Your task is to reproduce the material exactly.

-.-.-

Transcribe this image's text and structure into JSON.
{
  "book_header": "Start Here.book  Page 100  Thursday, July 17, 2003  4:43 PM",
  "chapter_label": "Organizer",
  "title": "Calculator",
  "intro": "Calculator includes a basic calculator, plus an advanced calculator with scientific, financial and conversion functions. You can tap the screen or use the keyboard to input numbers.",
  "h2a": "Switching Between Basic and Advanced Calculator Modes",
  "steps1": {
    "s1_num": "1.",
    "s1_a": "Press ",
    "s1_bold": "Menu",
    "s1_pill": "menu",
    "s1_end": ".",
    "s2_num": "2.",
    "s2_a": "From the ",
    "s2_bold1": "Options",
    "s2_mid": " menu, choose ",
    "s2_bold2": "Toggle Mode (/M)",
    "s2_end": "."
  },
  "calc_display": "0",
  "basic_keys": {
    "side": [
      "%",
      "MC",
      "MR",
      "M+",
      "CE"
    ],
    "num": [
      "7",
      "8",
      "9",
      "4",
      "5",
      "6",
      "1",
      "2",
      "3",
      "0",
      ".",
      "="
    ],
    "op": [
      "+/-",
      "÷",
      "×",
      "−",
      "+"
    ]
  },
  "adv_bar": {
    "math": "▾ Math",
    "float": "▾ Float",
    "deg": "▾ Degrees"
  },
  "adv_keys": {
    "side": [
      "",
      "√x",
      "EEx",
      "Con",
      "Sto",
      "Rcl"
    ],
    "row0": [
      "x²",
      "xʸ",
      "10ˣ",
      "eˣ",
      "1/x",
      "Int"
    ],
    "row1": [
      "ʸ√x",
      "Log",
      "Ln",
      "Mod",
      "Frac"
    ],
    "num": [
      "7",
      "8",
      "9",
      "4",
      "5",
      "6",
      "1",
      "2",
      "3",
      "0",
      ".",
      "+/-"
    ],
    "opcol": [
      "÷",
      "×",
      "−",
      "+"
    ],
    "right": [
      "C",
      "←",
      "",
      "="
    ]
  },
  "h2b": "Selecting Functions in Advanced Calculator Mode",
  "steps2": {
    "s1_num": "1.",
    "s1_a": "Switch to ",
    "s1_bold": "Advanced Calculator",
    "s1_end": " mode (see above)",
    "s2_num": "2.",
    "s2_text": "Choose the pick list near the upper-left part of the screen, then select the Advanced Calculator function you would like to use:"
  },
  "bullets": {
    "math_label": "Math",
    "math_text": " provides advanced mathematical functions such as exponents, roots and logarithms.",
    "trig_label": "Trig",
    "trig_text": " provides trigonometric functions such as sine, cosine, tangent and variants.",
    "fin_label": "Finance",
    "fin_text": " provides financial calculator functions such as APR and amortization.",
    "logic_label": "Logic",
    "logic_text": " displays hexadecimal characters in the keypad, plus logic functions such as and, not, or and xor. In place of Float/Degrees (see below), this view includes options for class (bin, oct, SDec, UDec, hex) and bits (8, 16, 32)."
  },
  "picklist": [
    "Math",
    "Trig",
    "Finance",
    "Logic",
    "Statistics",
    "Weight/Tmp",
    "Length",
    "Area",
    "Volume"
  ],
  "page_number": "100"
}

-.-.-

Answer to this task:
Transcribe this image's text and structure into JSON.
{
  "book_header": "Start Here.book  Page 100  Thursday, July 17, 2003  4:43 PM",
  "chapter_label": "Organizer",
  "title": "Calculator",
  "intro": "Calculator includes a basic calculator, plus an advanced calculator with scientific, financial and conversion functions. You can tap the screen or use the keyboard to input numbers.",
  "h2a": "Switching Between Basic and Advanced Calculator Modes",
  "steps1": {
    "s1_num": "1.",
    "s1_a": "Press ",
    "s1_bold": "Menu",
    "s1_pill": "menu",
    "s1_end": ".",
    "s2_num": "2.",
    "s2_a": "From the ",
    "s2_bold1": "Options",
    "s2_mid": " menu, choose ",
    "s2_bold2": "Toggle Mode (/M)",
    "s2_end": "."
  },
  "calc_display": "0",
  "basic_keys": {
    "side": [
      "%",
      "MC",
      "MR",
      "M+",
      "CE"
    ],
    "num": [
      "7",
      "8",
      "9",
      "4",
      "5",
      "6",
      "1",
      "2",
      "3",
      "0",
      ".",
      "="
    ],
    "op": [
      "+/-",
      "÷",
      "×",
      "−",
      "+"
    ]
  },
  "adv_bar": {
    "math": "▾ Math",
    "float": "▾ Float",
    "deg": "▾ Degrees"
  },
  "adv_keys": {
    "side": [
      "",
      "√x",
      "EEx",
      "Con",
      "Sto",
      "Rcl"
    ],
    "row0": [
      "x²",
      "xʸ",
      "10ˣ",
      "eˣ",
      "1/x",
      "Int"
    ],
    "row1": [
      "ʸ√x",
      "Log",
      "Ln",
      "Mod",
      "Frac"
    ],
    "num": [
      "7",
      "8",
      "9",
      "4",
      "5",
      "6",
      "1",
      "2",
      "3",
      "0",
      ".",
      "+/-"
    ],
    "opcol": [
      "÷",
      "×",
      "−",
      "+"
    ],
    "right": [
      "C",
      "←",
      "",
      "="
    ]
  },
  "h2b": "Selecting Functions in Advanced Calculator Mode",
  "steps2": {
    "s1_num": "1.",
    "s1_a": "Switch to ",
    "s1_bold": "Advanced Calculator",
    "s1_end": " mode (see above)",
    "s2_num": "2.",
    "s2_text": "Choose the pick list near the upper-left part of the screen, then select the Advanced Calculator function you would like to use:"
  },
  "bullets": {
    "math_label": "Math",
    "math_text": " provides advanced mathematical functions such as exponents, roots and logarithms.",
    "trig_label": "Trig",
    "trig_text": " provides trigonometric functions such as sine, cosine, tangent and variants.",
    "fin_label": "Finance",
    "fin_text": " provides financial calculator functions such as APR and amortization.",
    "logic_label": "Logic",
    "logic_text": " displays hexadecimal characters in the keypad, plus logic functions such as and, not, or and xor. In place of Float/Degrees (see below), this view includes options for class (bin, oct, SDec, UDec, hex) and bits (8, 16, 32)."
  },
  "picklist": [
    "Math",
    "Trig",
    "Finance",
    "Logic",
    "Statistics",
    "Weight/Tmp",
    "Length",
    "Area",
    "Volume"
  ],
  "page_number": "100"
}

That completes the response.